___ Material provided
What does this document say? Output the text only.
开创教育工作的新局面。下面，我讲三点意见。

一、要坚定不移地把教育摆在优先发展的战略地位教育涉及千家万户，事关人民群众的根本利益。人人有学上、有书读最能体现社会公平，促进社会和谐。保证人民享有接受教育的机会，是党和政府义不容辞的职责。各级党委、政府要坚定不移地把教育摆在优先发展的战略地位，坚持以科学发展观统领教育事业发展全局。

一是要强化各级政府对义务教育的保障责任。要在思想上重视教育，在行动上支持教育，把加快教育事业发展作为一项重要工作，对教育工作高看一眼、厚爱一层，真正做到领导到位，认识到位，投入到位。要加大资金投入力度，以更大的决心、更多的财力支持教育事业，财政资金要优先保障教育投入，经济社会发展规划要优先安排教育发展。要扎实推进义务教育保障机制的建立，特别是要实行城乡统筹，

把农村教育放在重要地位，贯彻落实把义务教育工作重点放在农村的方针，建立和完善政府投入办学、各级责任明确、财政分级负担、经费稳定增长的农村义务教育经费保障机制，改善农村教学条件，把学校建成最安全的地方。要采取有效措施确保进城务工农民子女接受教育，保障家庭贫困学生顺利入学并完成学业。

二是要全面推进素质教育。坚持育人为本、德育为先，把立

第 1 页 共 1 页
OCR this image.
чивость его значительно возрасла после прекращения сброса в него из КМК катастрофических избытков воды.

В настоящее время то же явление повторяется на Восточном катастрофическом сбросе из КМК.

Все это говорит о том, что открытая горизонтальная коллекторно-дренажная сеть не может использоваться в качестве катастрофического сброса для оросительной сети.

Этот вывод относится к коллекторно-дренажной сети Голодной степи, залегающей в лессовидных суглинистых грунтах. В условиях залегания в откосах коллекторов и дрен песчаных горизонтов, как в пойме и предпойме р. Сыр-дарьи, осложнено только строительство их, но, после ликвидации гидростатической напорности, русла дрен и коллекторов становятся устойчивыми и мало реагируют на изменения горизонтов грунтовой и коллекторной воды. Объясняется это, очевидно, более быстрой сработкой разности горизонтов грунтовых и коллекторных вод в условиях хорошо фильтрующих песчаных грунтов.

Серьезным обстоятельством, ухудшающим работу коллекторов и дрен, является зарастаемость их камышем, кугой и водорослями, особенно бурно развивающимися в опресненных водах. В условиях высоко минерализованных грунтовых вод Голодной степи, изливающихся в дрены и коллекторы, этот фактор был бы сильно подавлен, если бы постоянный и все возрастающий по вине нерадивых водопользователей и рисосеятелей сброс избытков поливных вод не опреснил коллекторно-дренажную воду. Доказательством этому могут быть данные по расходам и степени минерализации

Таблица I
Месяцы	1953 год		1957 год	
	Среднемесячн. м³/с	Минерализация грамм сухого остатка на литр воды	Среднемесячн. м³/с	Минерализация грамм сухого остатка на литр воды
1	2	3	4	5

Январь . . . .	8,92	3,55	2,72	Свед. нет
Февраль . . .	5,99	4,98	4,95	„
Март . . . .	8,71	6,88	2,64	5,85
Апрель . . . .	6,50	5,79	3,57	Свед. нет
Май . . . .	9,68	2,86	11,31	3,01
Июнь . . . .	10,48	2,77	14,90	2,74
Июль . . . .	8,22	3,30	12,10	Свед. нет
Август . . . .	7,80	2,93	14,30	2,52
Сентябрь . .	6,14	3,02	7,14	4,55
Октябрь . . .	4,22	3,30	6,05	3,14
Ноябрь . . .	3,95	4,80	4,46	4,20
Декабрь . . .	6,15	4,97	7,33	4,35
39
______
**What is asked**:
Write the entries again, exactly as they stand.

**Result below**:
What does this document say? Output the text only.
开创教育工作的新局面。下面，我讲三点意见。

一、要坚定不移地把教育摆在优先发展的战略地位教育涉及千家万户，事关人民群众的根本利益。人人有学上、有书读最能体现社会公平，促进社会和谐。保证人民享有接受教育的机会，是党和政府义不容辞的职责。各级党委、政府要坚定不移地把教育摆在优先发展的战略地位，坚持以科学发展观统领教育事业发展全局。

一是要强化各级政府对义务教育的保障责任。要在思想上重视教育，在行动上支持教育，把加快教育事业发展作为一项重要工作，对教育工作高看一眼、厚爱一层，真正做到领导到位，认识到位，投入到位。要加大资金投入力度，以更大的决心、更多的财力支持教育事业，财政资金要优先保障教育投入，经济社会发展规划要优先安排教育发展。要扎实推进义务教育保障机制的建立，特别是要实行城乡统筹，

把农村教育放在重要地位，贯彻落实把义务教育工作重点放在农村的方针，建立和完善政府投入办学、各级责任明确、财政分级负担、经费稳定增长的农村义务教育经费保障机制，改善农村教学条件，把学校建成最安全的地方。要采取有效措施确保进城务工农民子女接受教育，保障家庭贫困学生顺利入学并完成学业。

二是要全面推进素质教育。坚持育人为本、德育为先，把立

第 1 页 共 1 页
OCR this image.
чивость его значительно возрасла после прекращения сброса в него из КМК катастрофических избытков воды.

В настоящее время то же явление повторяется на Восточном катастрофическом сбросе из КМК.

Все это говорит о том, что открытая горизонтальная коллекторно-дренажная сеть не может использоваться в качестве катастрофического сброса для оросительной сети.

Этот вывод относится к коллекторно-дренажной сети Голодной степи, залегающей в лессовидных суглинистых грунтах. В условиях залегания в откосах коллекторов и дрен песчаных горизонтов, как в пойме и предпойме р. Сыр-дарьи, осложнено только строительство их, но, после ликвидации гидростатической напорности, русла дрен и коллекторов становятся устойчивыми и мало реагируют на изменения горизонтов грунтовой и коллекторной воды. Объясняется это, очевидно, более быстрой сработкой разности горизонтов грунтовых и коллекторных вод в условиях хорошо фильтрующих песчаных грунтов.

Серьезным обстоятельством, ухудшающим работу коллекторов и дрен, является зарастаемость их камышем, кугой и водорослями, особенно бурно развивающимися в опресненных водах. В условиях высоко минерализованных грунтовых вод Голодной степи, изливающихся в дрены и коллекторы, этот фактор был бы сильно подавлен, если бы постоянный и все возрастающий по вине нерадивых водопользователей и рисосеятелей сброс избытков поливных вод не опреснил коллекторно-дренажную воду. Доказательством этому могут быть данные по расходам и степени минерализации

Таблица I
Месяцы	1953 год		1957 год	
	Среднемесячн. м³/с	Минерализация грамм сухого остатка на литр воды	Среднемесячн. м³/с	Минерализация грамм сухого остатка на литр воды
1	2	3	4	5

Январь . . . .	8,92	3,55	2,72	Свед. нет
Февраль . . .	5,99	4,98	4,95	„
Март . . . .	8,71	6,88	2,64	5,85
Апрель . . . .	6,50	5,79	3,57	Свед. нет
Май . . . .	9,68	2,86	11,31	3,01
Июнь . . . .	10,48	2,77	14,90	2,74
Июль . . . .	8,22	3,30	12,10	Свед. нет
Август . . . .	7,80	2,93	14,30	2,52
Сентябрь . .	6,14	3,02	7,14	4,55
Октябрь . . .	4,22	3,30	6,05	3,14
Ноябрь . . .	3,95	4,80	4,46	4,20
Декабрь . . .	6,15	4,97	7,33	4,35
39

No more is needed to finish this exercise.